** Start of DATA LINES **
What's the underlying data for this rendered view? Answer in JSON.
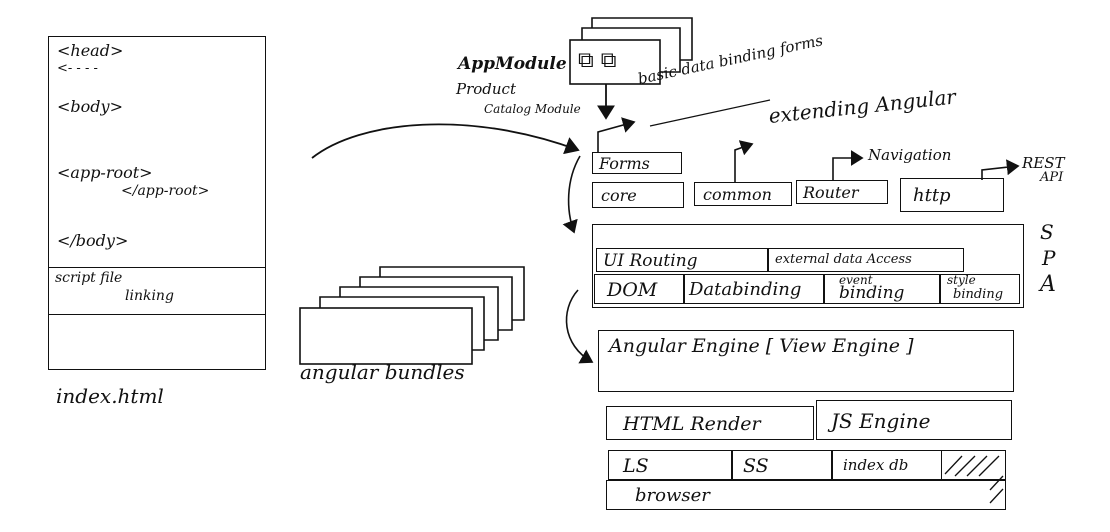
{
  "index_html": {
    "head_tag": "<head>",
    "head_dots": "<- - - -",
    "body_tag": "<body>",
    "app_root_open": "<app-root>",
    "app_root_close": "</app-root>",
    "body_close": "</body>",
    "script_line1": "script file",
    "script_line2": "linking",
    "caption": "index.html"
  },
  "bundles": {
    "caption": "angular bundles"
  },
  "app_module": {
    "title": "AppModule",
    "sub1": "Product",
    "sub2": "Catalog Module",
    "basic_data_binding": "basic data binding forms"
  },
  "extending": {
    "title": "extending Angular"
  },
  "modules_row1": {
    "forms": "Forms"
  },
  "modules_row2": {
    "core": "core",
    "common": "common",
    "router": "Router",
    "http": "http",
    "navigation": "Navigation",
    "rest_api_line1": "REST",
    "rest_api_line2": "API"
  },
  "spa": {
    "letters": [
      "S",
      "P",
      "A"
    ],
    "ui_routing": "UI Routing",
    "external_data_access": "external data Access",
    "dom": "DOM",
    "databinding": "Databinding",
    "event_binding_1": "event",
    "event_binding_2": "binding",
    "style_binding_1": "style",
    "style_binding_2": "binding"
  },
  "engine": {
    "label": "Angular Engine [ View Engine ]"
  },
  "browser_layer": {
    "html_render": "HTML Render",
    "js_engine": "JS Engine",
    "ls": "LS",
    "ss": "SS",
    "indexdb": "index db",
    "browser": "browser"
  }
}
** End of DATA LINES **
*INSTRUCTIONS TO FOLLOW*
Write the records out again in full, exactly, and skip every picture.

*FINAL RESULT*
What's the underlying data for this rendered view? Answer in JSON.
{
  "index_html": {
    "head_tag": "<head>",
    "head_dots": "<- - - -",
    "body_tag": "<body>",
    "app_root_open": "<app-root>",
    "app_root_close": "</app-root>",
    "body_close": "</body>",
    "script_line1": "script file",
    "script_line2": "linking",
    "caption": "index.html"
  },
  "bundles": {
    "caption": "angular bundles"
  },
  "app_module": {
    "title": "AppModule",
    "sub1": "Product",
    "sub2": "Catalog Module",
    "basic_data_binding": "basic data binding forms"
  },
  "extending": {
    "title": "extending Angular"
  },
  "modules_row1": {
    "forms": "Forms"
  },
  "modules_row2": {
    "core": "core",
    "common": "common",
    "router": "Router",
    "http": "http",
    "navigation": "Navigation",
    "rest_api_line1": "REST",
    "rest_api_line2": "API"
  },
  "spa": {
    "letters": [
      "S",
      "P",
      "A"
    ],
    "ui_routing": "UI Routing",
    "external_data_access": "external data Access",
    "dom": "DOM",
    "databinding": "Databinding",
    "event_binding_1": "event",
    "event_binding_2": "binding",
    "style_binding_1": "style",
    "style_binding_2": "binding"
  },
  "engine": {
    "label": "Angular Engine [ View Engine ]"
  },
  "browser_layer": {
    "html_render": "HTML Render",
    "js_engine": "JS Engine",
    "ls": "LS",
    "ss": "SS",
    "indexdb": "index db",
    "browser": "browser"
  }
}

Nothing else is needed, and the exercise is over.